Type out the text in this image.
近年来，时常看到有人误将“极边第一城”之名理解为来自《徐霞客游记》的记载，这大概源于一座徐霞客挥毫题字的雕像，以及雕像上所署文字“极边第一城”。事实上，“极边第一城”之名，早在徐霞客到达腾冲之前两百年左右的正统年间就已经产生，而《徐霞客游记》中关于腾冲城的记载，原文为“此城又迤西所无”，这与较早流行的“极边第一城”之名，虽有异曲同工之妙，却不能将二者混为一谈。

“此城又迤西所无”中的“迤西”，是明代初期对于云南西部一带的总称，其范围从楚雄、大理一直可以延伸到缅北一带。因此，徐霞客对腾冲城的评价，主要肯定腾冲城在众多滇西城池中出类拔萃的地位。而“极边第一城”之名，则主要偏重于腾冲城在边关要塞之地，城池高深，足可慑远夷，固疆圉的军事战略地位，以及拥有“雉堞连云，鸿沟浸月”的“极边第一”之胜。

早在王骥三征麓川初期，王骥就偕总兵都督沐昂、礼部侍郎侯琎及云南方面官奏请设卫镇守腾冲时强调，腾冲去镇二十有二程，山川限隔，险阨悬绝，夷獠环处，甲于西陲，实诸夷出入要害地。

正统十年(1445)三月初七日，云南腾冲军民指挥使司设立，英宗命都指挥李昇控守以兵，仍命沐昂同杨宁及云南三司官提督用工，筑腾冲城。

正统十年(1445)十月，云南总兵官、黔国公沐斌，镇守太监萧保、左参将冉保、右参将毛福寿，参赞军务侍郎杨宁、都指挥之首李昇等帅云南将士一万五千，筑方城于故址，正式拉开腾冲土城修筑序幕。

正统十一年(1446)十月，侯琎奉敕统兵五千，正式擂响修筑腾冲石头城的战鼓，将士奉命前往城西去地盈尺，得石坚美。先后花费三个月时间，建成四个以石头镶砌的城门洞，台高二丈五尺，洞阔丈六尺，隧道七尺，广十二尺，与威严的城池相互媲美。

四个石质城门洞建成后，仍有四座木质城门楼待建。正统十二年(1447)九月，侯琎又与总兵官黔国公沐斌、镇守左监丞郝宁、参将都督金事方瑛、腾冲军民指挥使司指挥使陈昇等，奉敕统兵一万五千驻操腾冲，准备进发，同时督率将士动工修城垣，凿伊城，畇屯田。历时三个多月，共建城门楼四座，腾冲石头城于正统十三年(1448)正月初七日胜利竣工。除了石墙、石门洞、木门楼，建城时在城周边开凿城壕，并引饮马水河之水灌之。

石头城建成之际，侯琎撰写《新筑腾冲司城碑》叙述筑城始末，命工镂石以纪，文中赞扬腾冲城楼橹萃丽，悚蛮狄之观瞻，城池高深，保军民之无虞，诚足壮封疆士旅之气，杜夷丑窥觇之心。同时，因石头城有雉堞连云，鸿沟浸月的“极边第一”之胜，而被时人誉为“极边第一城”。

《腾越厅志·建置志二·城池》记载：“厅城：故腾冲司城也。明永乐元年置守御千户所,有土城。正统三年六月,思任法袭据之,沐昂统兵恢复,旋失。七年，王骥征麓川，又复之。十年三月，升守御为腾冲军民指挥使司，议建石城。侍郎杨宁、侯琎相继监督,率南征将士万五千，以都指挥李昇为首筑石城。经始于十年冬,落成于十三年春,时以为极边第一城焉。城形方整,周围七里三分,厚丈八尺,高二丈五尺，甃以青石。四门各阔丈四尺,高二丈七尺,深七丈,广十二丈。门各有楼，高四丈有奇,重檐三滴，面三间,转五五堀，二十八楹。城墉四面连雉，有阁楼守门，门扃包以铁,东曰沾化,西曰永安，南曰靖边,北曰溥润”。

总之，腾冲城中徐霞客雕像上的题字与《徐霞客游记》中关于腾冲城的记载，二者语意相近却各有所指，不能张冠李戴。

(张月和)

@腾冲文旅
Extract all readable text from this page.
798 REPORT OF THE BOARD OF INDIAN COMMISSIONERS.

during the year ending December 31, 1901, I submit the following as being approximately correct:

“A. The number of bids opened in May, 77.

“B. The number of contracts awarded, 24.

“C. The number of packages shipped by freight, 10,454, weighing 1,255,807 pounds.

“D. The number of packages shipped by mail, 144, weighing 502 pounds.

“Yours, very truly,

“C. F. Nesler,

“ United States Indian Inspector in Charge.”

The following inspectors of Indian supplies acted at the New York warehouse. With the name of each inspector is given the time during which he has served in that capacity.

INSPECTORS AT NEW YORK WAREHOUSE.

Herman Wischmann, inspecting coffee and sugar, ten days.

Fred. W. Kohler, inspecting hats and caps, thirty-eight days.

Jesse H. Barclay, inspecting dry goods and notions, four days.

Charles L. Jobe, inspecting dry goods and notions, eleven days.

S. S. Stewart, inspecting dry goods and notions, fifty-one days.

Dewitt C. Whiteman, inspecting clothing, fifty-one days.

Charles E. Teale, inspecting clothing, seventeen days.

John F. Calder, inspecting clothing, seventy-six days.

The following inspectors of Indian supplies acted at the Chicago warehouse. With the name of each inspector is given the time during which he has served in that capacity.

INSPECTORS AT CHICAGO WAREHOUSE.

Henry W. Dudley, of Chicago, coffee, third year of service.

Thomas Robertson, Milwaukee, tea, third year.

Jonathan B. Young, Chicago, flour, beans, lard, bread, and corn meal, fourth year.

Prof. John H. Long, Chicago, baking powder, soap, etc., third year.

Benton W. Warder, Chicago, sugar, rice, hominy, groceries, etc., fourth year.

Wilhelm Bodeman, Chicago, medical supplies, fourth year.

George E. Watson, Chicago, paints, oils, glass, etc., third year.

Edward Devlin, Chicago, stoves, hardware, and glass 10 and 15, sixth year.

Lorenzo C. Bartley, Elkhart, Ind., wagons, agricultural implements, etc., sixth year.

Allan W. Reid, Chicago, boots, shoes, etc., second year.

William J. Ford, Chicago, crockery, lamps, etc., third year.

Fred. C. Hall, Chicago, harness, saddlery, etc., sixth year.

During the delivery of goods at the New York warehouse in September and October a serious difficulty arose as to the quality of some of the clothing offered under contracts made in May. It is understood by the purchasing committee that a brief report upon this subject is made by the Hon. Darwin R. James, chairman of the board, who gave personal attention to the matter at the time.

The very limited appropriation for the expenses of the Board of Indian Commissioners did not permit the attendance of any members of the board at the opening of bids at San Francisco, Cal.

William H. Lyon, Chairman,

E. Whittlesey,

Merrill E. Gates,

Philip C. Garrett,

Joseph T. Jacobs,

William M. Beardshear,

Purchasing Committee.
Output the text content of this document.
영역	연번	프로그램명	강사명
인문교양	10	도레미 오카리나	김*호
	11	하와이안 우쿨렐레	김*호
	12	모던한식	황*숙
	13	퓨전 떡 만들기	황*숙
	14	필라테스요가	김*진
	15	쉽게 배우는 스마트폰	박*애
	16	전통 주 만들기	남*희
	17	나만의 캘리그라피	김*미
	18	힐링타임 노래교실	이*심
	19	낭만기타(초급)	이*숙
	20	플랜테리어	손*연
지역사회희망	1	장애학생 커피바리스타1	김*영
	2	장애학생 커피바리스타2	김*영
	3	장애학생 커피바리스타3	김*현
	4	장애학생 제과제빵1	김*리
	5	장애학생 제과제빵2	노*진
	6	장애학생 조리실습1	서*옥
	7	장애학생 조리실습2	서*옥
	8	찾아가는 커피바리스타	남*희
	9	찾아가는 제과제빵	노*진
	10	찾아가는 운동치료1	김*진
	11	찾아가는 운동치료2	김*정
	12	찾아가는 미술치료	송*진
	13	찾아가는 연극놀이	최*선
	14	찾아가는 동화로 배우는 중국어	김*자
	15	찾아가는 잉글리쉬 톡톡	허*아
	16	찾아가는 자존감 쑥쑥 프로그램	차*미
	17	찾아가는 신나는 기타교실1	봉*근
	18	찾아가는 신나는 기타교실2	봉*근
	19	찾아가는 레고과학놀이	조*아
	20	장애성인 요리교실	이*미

□ □ □ □

Beginning with the line that contains "Output the text content of this document.", repeat every line through the end of the records and nothing more.

» **Task answer**
Output the text content of this document.
영역	연번	프로그램명	강사명
인문교양	10	도레미 오카리나	김*호
	11	하와이안 우쿨렐레	김*호
	12	모던한식	황*숙
	13	퓨전 떡 만들기	황*숙
	14	필라테스요가	김*진
	15	쉽게 배우는 스마트폰	박*애
	16	전통 주 만들기	남*희
	17	나만의 캘리그라피	김*미
	18	힐링타임 노래교실	이*심
	19	낭만기타(초급)	이*숙
	20	플랜테리어	손*연
지역사회희망	1	장애학생 커피바리스타1	김*영
	2	장애학생 커피바리스타2	김*영
	3	장애학생 커피바리스타3	김*현
	4	장애학생 제과제빵1	김*리
	5	장애학생 제과제빵2	노*진
	6	장애학생 조리실습1	서*옥
	7	장애학생 조리실습2	서*옥
	8	찾아가는 커피바리스타	남*희
	9	찾아가는 제과제빵	노*진
	10	찾아가는 운동치료1	김*진
	11	찾아가는 운동치료2	김*정
	12	찾아가는 미술치료	송*진
	13	찾아가는 연극놀이	최*선
	14	찾아가는 동화로 배우는 중국어	김*자
	15	찾아가는 잉글리쉬 톡톡	허*아
	16	찾아가는 자존감 쑥쑥 프로그램	차*미
	17	찾아가는 신나는 기타교실1	봉*근
	18	찾아가는 신나는 기타교실2	봉*근
	19	찾아가는 레고과학놀이	조*아
	20	장애성인 요리교실	이*미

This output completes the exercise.